DATA ROWS:
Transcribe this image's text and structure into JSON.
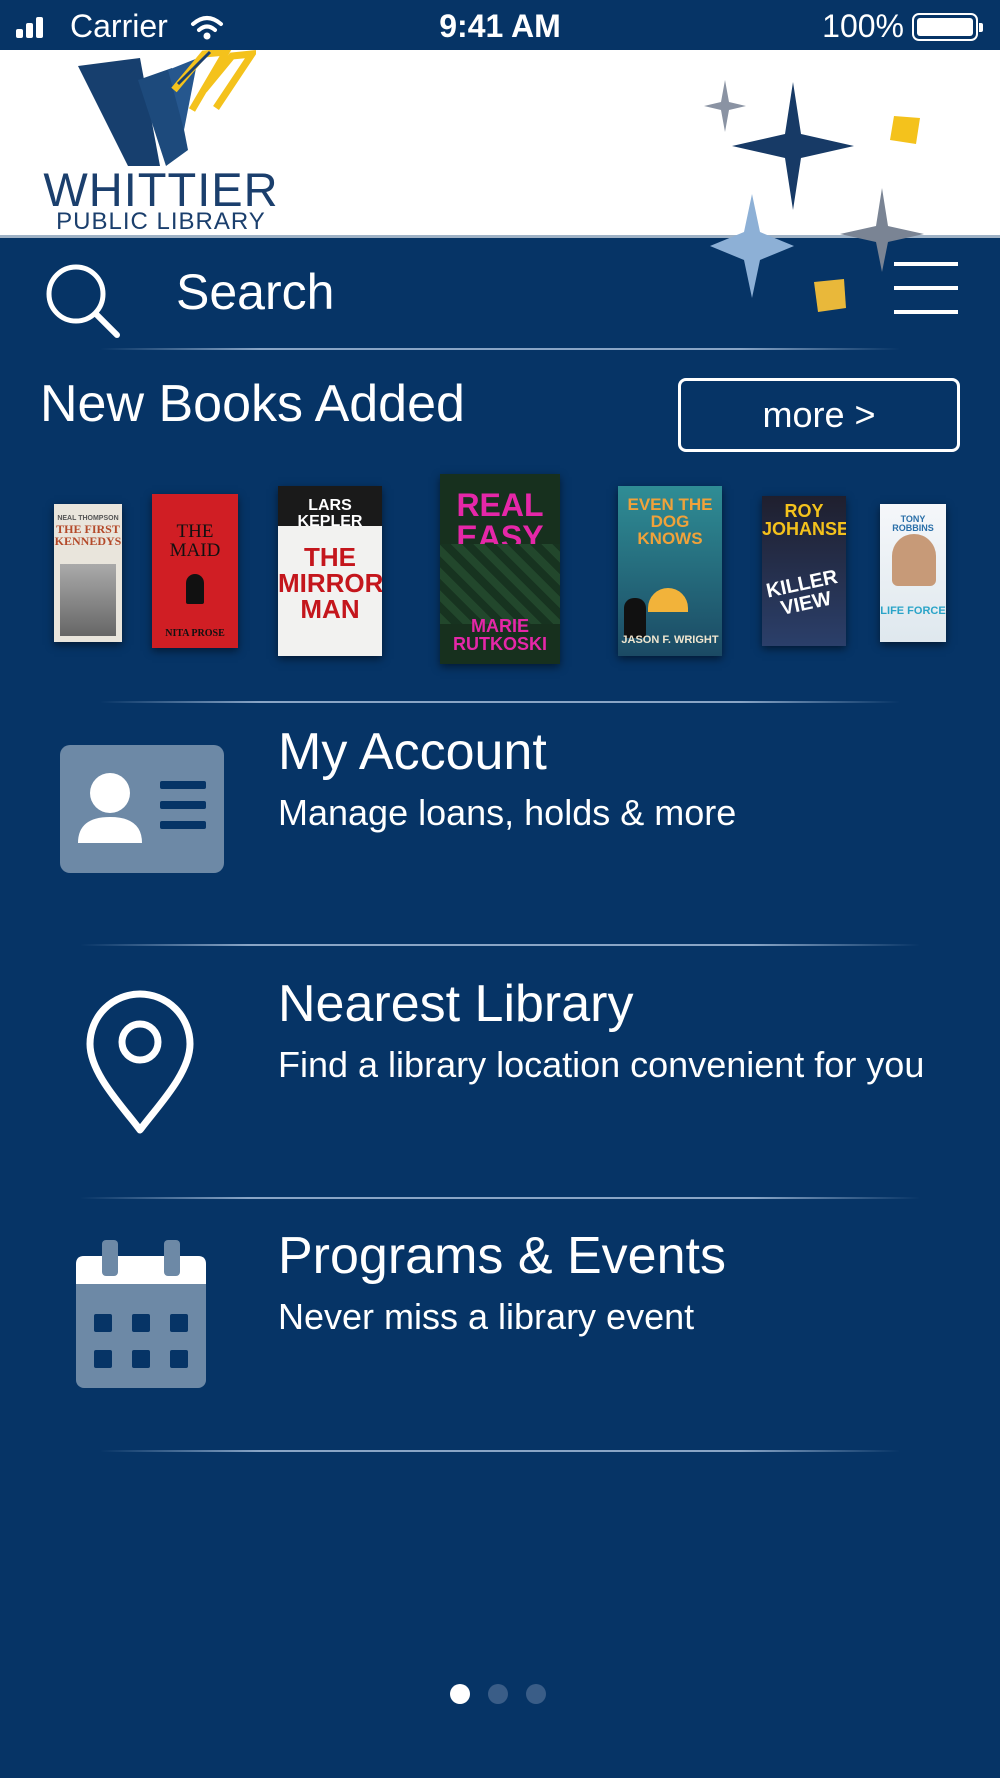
{
  "status_bar": {
    "carrier": "Carrier",
    "time": "9:41 AM",
    "battery": "100%"
  },
  "header": {
    "logo_title": "WHITTIER",
    "logo_subtitle": "PUBLIC LIBRARY"
  },
  "search": {
    "placeholder": "Search"
  },
  "new_books": {
    "title": "New Books Added",
    "more_label": "more >",
    "books": [
      {
        "top": "NEAL THOMPSON",
        "mid": "THE FIRST KENNEDYS",
        "bottom": ""
      },
      {
        "top": "",
        "mid": "THE MAID",
        "bottom": "NITA PROSE"
      },
      {
        "top": "LARS KEPLER",
        "mid": "THE MIRROR MAN",
        "bottom": ""
      },
      {
        "top": "REAL EASY",
        "mid": "",
        "bottom": "MARIE RUTKOSKI"
      },
      {
        "top": "EVEN THE DOG KNOWS",
        "mid": "",
        "bottom": "JASON F. WRIGHT"
      },
      {
        "top": "ROY JOHANSEN",
        "mid": "KILLER VIEW",
        "bottom": ""
      },
      {
        "top": "TONY ROBBINS",
        "mid": "",
        "bottom": "LIFE FORCE"
      }
    ]
  },
  "menu_items": [
    {
      "title": "My Account",
      "subtitle": "Manage loans, holds & more",
      "icon": "account-card-icon"
    },
    {
      "title": "Nearest Library",
      "subtitle": "Find a library location convenient for you",
      "icon": "map-pin-icon"
    },
    {
      "title": "Programs & Events",
      "subtitle": "Never miss a library event",
      "icon": "calendar-icon"
    }
  ],
  "pagination": {
    "pages": 3,
    "active": 1
  },
  "colors": {
    "background": "#063466",
    "header_bg": "#ffffff",
    "logo_navy": "#1b3f6d",
    "gold": "#f4c21c",
    "icon_slate": "#6d89a6"
  }
}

EXERCISE OBJECTIVE: Say how many lines have the string "bottom" in them, offering no words beyond the number.

TASK RESPONSE: 7